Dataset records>
= = =
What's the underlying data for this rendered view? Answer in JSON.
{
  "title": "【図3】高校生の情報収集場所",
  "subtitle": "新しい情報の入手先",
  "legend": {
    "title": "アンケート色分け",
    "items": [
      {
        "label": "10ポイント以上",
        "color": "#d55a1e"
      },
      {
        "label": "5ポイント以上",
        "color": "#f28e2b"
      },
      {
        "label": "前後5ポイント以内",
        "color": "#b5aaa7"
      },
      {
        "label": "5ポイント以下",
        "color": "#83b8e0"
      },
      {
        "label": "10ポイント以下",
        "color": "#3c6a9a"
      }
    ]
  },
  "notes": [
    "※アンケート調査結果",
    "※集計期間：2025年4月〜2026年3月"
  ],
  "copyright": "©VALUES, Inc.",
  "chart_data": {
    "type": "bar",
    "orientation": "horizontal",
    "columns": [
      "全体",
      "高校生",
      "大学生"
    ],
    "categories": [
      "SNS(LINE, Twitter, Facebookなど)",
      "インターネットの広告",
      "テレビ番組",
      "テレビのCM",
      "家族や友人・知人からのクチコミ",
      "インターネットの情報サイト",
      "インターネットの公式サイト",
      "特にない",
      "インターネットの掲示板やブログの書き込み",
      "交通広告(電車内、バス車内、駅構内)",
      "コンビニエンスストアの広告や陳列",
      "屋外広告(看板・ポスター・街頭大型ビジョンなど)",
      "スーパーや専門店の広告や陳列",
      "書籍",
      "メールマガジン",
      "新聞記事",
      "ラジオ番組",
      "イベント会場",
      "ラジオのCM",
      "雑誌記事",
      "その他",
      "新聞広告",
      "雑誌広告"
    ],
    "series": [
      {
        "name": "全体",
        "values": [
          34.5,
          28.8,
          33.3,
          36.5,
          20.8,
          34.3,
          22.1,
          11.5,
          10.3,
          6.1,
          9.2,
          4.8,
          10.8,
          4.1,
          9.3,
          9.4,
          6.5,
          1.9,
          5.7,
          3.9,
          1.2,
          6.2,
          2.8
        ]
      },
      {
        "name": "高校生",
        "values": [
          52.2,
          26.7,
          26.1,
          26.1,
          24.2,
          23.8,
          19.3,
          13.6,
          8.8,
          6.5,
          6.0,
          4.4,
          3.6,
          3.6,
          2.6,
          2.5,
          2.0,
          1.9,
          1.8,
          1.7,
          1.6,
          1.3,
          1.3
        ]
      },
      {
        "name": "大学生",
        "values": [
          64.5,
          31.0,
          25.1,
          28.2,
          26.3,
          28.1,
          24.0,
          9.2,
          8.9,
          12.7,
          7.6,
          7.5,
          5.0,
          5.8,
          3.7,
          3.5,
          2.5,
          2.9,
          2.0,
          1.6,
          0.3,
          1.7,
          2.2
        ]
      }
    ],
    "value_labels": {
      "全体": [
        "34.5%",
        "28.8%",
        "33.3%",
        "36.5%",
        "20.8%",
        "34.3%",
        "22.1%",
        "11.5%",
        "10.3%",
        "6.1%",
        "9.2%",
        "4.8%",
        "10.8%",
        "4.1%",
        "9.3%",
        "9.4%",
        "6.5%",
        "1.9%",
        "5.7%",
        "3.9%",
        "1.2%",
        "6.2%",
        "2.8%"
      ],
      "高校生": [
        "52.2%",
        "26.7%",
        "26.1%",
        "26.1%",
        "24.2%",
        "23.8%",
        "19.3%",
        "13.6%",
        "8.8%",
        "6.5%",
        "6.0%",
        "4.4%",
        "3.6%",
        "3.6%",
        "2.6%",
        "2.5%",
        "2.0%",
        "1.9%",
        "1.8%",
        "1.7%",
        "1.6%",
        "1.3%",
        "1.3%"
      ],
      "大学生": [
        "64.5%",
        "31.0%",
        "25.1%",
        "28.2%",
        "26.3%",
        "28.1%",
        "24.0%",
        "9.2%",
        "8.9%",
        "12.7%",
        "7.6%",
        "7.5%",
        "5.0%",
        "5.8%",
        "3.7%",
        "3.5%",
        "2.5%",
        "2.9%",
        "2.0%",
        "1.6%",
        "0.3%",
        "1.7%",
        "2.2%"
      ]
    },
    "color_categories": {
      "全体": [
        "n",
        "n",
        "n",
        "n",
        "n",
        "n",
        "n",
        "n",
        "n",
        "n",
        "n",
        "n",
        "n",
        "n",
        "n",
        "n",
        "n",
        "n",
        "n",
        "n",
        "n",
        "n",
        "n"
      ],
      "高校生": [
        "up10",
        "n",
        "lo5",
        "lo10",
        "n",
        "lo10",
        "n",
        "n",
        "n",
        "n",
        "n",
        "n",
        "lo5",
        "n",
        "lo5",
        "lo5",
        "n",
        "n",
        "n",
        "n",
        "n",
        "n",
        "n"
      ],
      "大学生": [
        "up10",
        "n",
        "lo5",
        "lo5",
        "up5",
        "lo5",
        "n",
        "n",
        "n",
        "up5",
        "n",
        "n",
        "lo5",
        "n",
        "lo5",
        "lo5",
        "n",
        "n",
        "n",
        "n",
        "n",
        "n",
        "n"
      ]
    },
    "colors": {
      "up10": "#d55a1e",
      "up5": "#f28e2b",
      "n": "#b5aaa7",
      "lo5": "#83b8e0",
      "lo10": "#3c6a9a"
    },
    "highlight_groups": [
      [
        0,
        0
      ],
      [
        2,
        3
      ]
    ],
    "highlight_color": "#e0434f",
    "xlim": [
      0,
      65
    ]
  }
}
= = =
TASK REQUIREMENTS>
From the listing above, extract all records word for word.

THE COMPLETED TASK>
What's the underlying data for this rendered view? Answer in JSON.
{
  "title": "【図3】高校生の情報収集場所",
  "subtitle": "新しい情報の入手先",
  "legend": {
    "title": "アンケート色分け",
    "items": [
      {
        "label": "10ポイント以上",
        "color": "#d55a1e"
      },
      {
        "label": "5ポイント以上",
        "color": "#f28e2b"
      },
      {
        "label": "前後5ポイント以内",
        "color": "#b5aaa7"
      },
      {
        "label": "5ポイント以下",
        "color": "#83b8e0"
      },
      {
        "label": "10ポイント以下",
        "color": "#3c6a9a"
      }
    ]
  },
  "notes": [
    "※アンケート調査結果",
    "※集計期間：2025年4月〜2026年3月"
  ],
  "copyright": "©VALUES, Inc.",
  "chart_data": {
    "type": "bar",
    "orientation": "horizontal",
    "columns": [
      "全体",
      "高校生",
      "大学生"
    ],
    "categories": [
      "SNS(LINE, Twitter, Facebookなど)",
      "インターネットの広告",
      "テレビ番組",
      "テレビのCM",
      "家族や友人・知人からのクチコミ",
      "インターネットの情報サイト",
      "インターネットの公式サイト",
      "特にない",
      "インターネットの掲示板やブログの書き込み",
      "交通広告(電車内、バス車内、駅構内)",
      "コンビニエンスストアの広告や陳列",
      "屋外広告(看板・ポスター・街頭大型ビジョンなど)",
      "スーパーや専門店の広告や陳列",
      "書籍",
      "メールマガジン",
      "新聞記事",
      "ラジオ番組",
      "イベント会場",
      "ラジオのCM",
      "雑誌記事",
      "その他",
      "新聞広告",
      "雑誌広告"
    ],
    "series": [
      {
        "name": "全体",
        "values": [
          34.5,
          28.8,
          33.3,
          36.5,
          20.8,
          34.3,
          22.1,
          11.5,
          10.3,
          6.1,
          9.2,
          4.8,
          10.8,
          4.1,
          9.3,
          9.4,
          6.5,
          1.9,
          5.7,
          3.9,
          1.2,
          6.2,
          2.8
        ]
      },
      {
        "name": "高校生",
        "values": [
          52.2,
          26.7,
          26.1,
          26.1,
          24.2,
          23.8,
          19.3,
          13.6,
          8.8,
          6.5,
          6.0,
          4.4,
          3.6,
          3.6,
          2.6,
          2.5,
          2.0,
          1.9,
          1.8,
          1.7,
          1.6,
          1.3,
          1.3
        ]
      },
      {
        "name": "大学生",
        "values": [
          64.5,
          31.0,
          25.1,
          28.2,
          26.3,
          28.1,
          24.0,
          9.2,
          8.9,
          12.7,
          7.6,
          7.5,
          5.0,
          5.8,
          3.7,
          3.5,
          2.5,
          2.9,
          2.0,
          1.6,
          0.3,
          1.7,
          2.2
        ]
      }
    ],
    "value_labels": {
      "全体": [
        "34.5%",
        "28.8%",
        "33.3%",
        "36.5%",
        "20.8%",
        "34.3%",
        "22.1%",
        "11.5%",
        "10.3%",
        "6.1%",
        "9.2%",
        "4.8%",
        "10.8%",
        "4.1%",
        "9.3%",
        "9.4%",
        "6.5%",
        "1.9%",
        "5.7%",
        "3.9%",
        "1.2%",
        "6.2%",
        "2.8%"
      ],
      "高校生": [
        "52.2%",
        "26.7%",
        "26.1%",
        "26.1%",
        "24.2%",
        "23.8%",
        "19.3%",
        "13.6%",
        "8.8%",
        "6.5%",
        "6.0%",
        "4.4%",
        "3.6%",
        "3.6%",
        "2.6%",
        "2.5%",
        "2.0%",
        "1.9%",
        "1.8%",
        "1.7%",
        "1.6%",
        "1.3%",
        "1.3%"
      ],
      "大学生": [
        "64.5%",
        "31.0%",
        "25.1%",
        "28.2%",
        "26.3%",
        "28.1%",
        "24.0%",
        "9.2%",
        "8.9%",
        "12.7%",
        "7.6%",
        "7.5%",
        "5.0%",
        "5.8%",
        "3.7%",
        "3.5%",
        "2.5%",
        "2.9%",
        "2.0%",
        "1.6%",
        "0.3%",
        "1.7%",
        "2.2%"
      ]
    },
    "color_categories": {
      "全体": [
        "n",
        "n",
        "n",
        "n",
        "n",
        "n",
        "n",
        "n",
        "n",
        "n",
        "n",
        "n",
        "n",
        "n",
        "n",
        "n",
        "n",
        "n",
        "n",
        "n",
        "n",
        "n",
        "n"
      ],
      "高校生": [
        "up10",
        "n",
        "lo5",
        "lo10",
        "n",
        "lo10",
        "n",
        "n",
        "n",
        "n",
        "n",
        "n",
        "lo5",
        "n",
        "lo5",
        "lo5",
        "n",
        "n",
        "n",
        "n",
        "n",
        "n",
        "n"
      ],
      "大学生": [
        "up10",
        "n",
        "lo5",
        "lo5",
        "up5",
        "lo5",
        "n",
        "n",
        "n",
        "up5",
        "n",
        "n",
        "lo5",
        "n",
        "lo5",
        "lo5",
        "n",
        "n",
        "n",
        "n",
        "n",
        "n",
        "n"
      ]
    },
    "colors": {
      "up10": "#d55a1e",
      "up5": "#f28e2b",
      "n": "#b5aaa7",
      "lo5": "#83b8e0",
      "lo10": "#3c6a9a"
    },
    "highlight_groups": [
      [
        0,
        0
      ],
      [
        2,
        3
      ]
    ],
    "highlight_color": "#e0434f",
    "xlim": [
      0,
      65
    ]
  }
}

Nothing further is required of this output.